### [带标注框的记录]
======
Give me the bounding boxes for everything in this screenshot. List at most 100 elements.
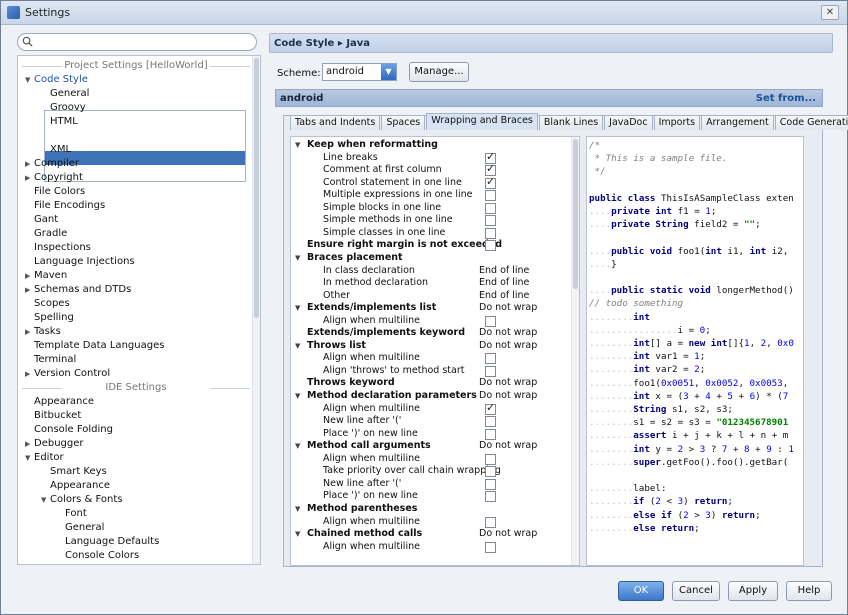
option-throws-keyword[interactable]: Throws keyword Do not wrap bbox=[291, 377, 571, 390]
expand-down-icon[interactable]: ▼ bbox=[41, 493, 46, 507]
tab-spaces[interactable]: Spaces bbox=[381, 115, 426, 130]
tree-item-console-colors[interactable]: Console Colors bbox=[65, 549, 139, 563]
tree-item-appearance[interactable]: Appearance bbox=[34, 395, 94, 409]
tree-item-scopes[interactable]: Scopes bbox=[34, 297, 70, 311]
option-checkbox[interactable] bbox=[485, 453, 496, 465]
tree-item-spelling[interactable]: Spelling bbox=[34, 311, 74, 325]
tree-item-groovy[interactable]: Groovy bbox=[50, 101, 86, 115]
tree-item-smart-keys[interactable]: Smart Keys bbox=[50, 465, 107, 479]
options-scrollbar-thumb[interactable] bbox=[573, 139, 578, 289]
tree-item-copyright[interactable]: ▶ Copyright bbox=[25, 171, 83, 185]
collapse-icon[interactable]: ▼ bbox=[295, 503, 300, 516]
tree-item-language-defaults[interactable]: Language Defaults bbox=[65, 535, 159, 549]
option-throws-list[interactable]: ▼ Throws list Do not wrap bbox=[291, 340, 571, 353]
collapse-icon[interactable]: ▼ bbox=[295, 139, 300, 152]
option-simple-methods-in-one-line[interactable]: Simple methods in one line bbox=[291, 214, 571, 227]
expand-down-icon[interactable]: ▼ bbox=[25, 73, 30, 87]
option-checkbox[interactable] bbox=[485, 478, 496, 490]
tree-item-editor[interactable]: ▼ Editor bbox=[25, 451, 64, 465]
wrapping-options-tree[interactable]: ▼ Keep when reformattingLine breaksCommen… bbox=[290, 136, 580, 566]
option-align-when-multiline[interactable]: Align when multiline bbox=[291, 315, 571, 328]
collapse-icon[interactable]: ▼ bbox=[295, 528, 300, 541]
cancel-button[interactable]: Cancel bbox=[672, 581, 720, 601]
tree-item-appearance[interactable]: Appearance bbox=[50, 479, 110, 493]
option-multiple-expressions-in-one-line[interactable]: Multiple expressions in one line bbox=[291, 189, 571, 202]
option-extends-implements-keyword[interactable]: Extends/implements keyword Do not wrap bbox=[291, 327, 571, 340]
option-checkbox[interactable] bbox=[485, 428, 496, 440]
tree-item-code-style[interactable]: ▼ Code Style bbox=[25, 73, 88, 87]
option-in-class-declaration[interactable]: In class declaration End of line bbox=[291, 265, 571, 278]
option-place-on-new-line[interactable]: Place ')' on new line bbox=[291, 490, 571, 503]
tree-scrollbar-thumb[interactable] bbox=[254, 58, 259, 318]
option-place-on-new-line[interactable]: Place ')' on new line bbox=[291, 428, 571, 441]
chevron-down-icon[interactable]: ▼ bbox=[381, 64, 396, 80]
tab-javadoc[interactable]: JavaDoc bbox=[604, 115, 653, 130]
option-value[interactable]: Do not wrap bbox=[479, 302, 537, 315]
option-checkbox[interactable] bbox=[485, 516, 496, 528]
option-value[interactable]: Do not wrap bbox=[479, 440, 537, 453]
option-value[interactable]: End of line bbox=[479, 265, 529, 278]
manage-button[interactable]: Manage... bbox=[409, 62, 469, 82]
tree-item-html[interactable]: HTML bbox=[50, 115, 78, 129]
expand-right-icon[interactable]: ▶ bbox=[25, 325, 30, 339]
expand-right-icon[interactable]: ▶ bbox=[25, 367, 30, 381]
option-in-method-declaration[interactable]: In method declaration End of line bbox=[291, 277, 571, 290]
tree-item-gant[interactable]: Gant bbox=[34, 213, 58, 227]
option-method-call-arguments[interactable]: ▼ Method call arguments Do not wrap bbox=[291, 440, 571, 453]
expand-right-icon[interactable]: ▶ bbox=[25, 157, 30, 171]
tree-item-gradle[interactable]: Gradle bbox=[34, 227, 67, 241]
option-chained-method-calls[interactable]: ▼ Chained method calls Do not wrap bbox=[291, 528, 571, 541]
option-checkbox[interactable] bbox=[485, 202, 496, 214]
option-value[interactable]: Do not wrap bbox=[479, 340, 537, 353]
option-new-line-after[interactable]: New line after '(' bbox=[291, 415, 571, 428]
tree-item-file-encodings[interactable]: File Encodings bbox=[34, 199, 105, 213]
set-from-link[interactable]: Set from... bbox=[756, 90, 816, 107]
option-other[interactable]: Other End of line bbox=[291, 290, 571, 303]
collapse-icon[interactable]: ▼ bbox=[295, 252, 300, 265]
option-ensure-right-margin-is-not-exceeded[interactable]: Ensure right margin is not exceeded bbox=[291, 239, 571, 252]
tree-item-file-colors[interactable]: File Colors bbox=[34, 185, 85, 199]
tab-blank-lines[interactable]: Blank Lines bbox=[538, 115, 604, 130]
option-value[interactable]: Do not wrap bbox=[479, 327, 537, 340]
tree-item-font[interactable]: Font bbox=[65, 507, 87, 521]
option-method-parentheses[interactable]: ▼ Method parentheses bbox=[291, 503, 571, 516]
apply-button[interactable]: Apply bbox=[728, 581, 778, 601]
expand-down-icon[interactable]: ▼ bbox=[25, 451, 30, 465]
help-button[interactable]: Help bbox=[786, 581, 832, 601]
option-align-throws-to-method-start[interactable]: Align 'throws' to method start bbox=[291, 365, 571, 378]
option-braces-placement[interactable]: ▼ Braces placement bbox=[291, 252, 571, 265]
options-scrollbar[interactable] bbox=[571, 137, 579, 565]
option-checkbox[interactable] bbox=[485, 215, 496, 227]
option-value[interactable]: Do not wrap bbox=[479, 528, 537, 541]
option-value[interactable]: Do not wrap bbox=[479, 377, 537, 390]
option-comment-at-first-column[interactable]: Comment at first column bbox=[291, 163, 571, 177]
option-checkbox[interactable] bbox=[485, 190, 496, 202]
option-align-when-multiline[interactable]: Align when multiline bbox=[291, 352, 571, 365]
collapse-icon[interactable]: ▼ bbox=[295, 440, 300, 453]
tab-arrangement[interactable]: Arrangement bbox=[701, 115, 774, 130]
tab-imports[interactable]: Imports bbox=[653, 115, 701, 130]
tree-item-java[interactable]: Java bbox=[50, 129, 71, 143]
tab-wrapping-and-braces[interactable]: Wrapping and Braces bbox=[426, 113, 538, 130]
option-align-when-multiline[interactable]: Align when multiline bbox=[291, 541, 571, 554]
collapse-icon[interactable]: ▼ bbox=[295, 340, 300, 353]
tree-item-bitbucket[interactable]: Bitbucket bbox=[34, 409, 81, 423]
option-checkbox[interactable] bbox=[485, 402, 496, 415]
option-checkbox[interactable] bbox=[485, 315, 496, 327]
option-checkbox[interactable] bbox=[485, 365, 496, 377]
tree-item-general[interactable]: General bbox=[65, 521, 104, 535]
tree-item-colors-fonts[interactable]: ▼ Colors & Fonts bbox=[41, 493, 122, 507]
expand-right-icon[interactable]: ▶ bbox=[25, 437, 30, 451]
option-checkbox[interactable] bbox=[485, 240, 496, 252]
option-checkbox[interactable] bbox=[485, 416, 496, 428]
expand-right-icon[interactable]: ▶ bbox=[25, 269, 30, 283]
option-checkbox[interactable] bbox=[485, 491, 496, 503]
option-control-statement-in-one-line[interactable]: Control statement in one line bbox=[291, 176, 571, 190]
option-method-declaration-parameters[interactable]: ▼ Method declaration parameters Do not wra… bbox=[291, 390, 571, 403]
collapse-icon[interactable]: ▼ bbox=[295, 390, 300, 403]
tree-item-language-injections[interactable]: Language Injections bbox=[34, 255, 135, 269]
option-value[interactable]: End of line bbox=[479, 277, 529, 290]
tree-item-terminal[interactable]: Terminal bbox=[34, 353, 76, 367]
tree-item-tasks[interactable]: ▶ Tasks bbox=[25, 325, 61, 339]
option-checkbox[interactable] bbox=[485, 466, 496, 478]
======
### [书面指令]
上面的数据中有几行包含字符串“Appearance”？只给出数字。

### [完整回答]
2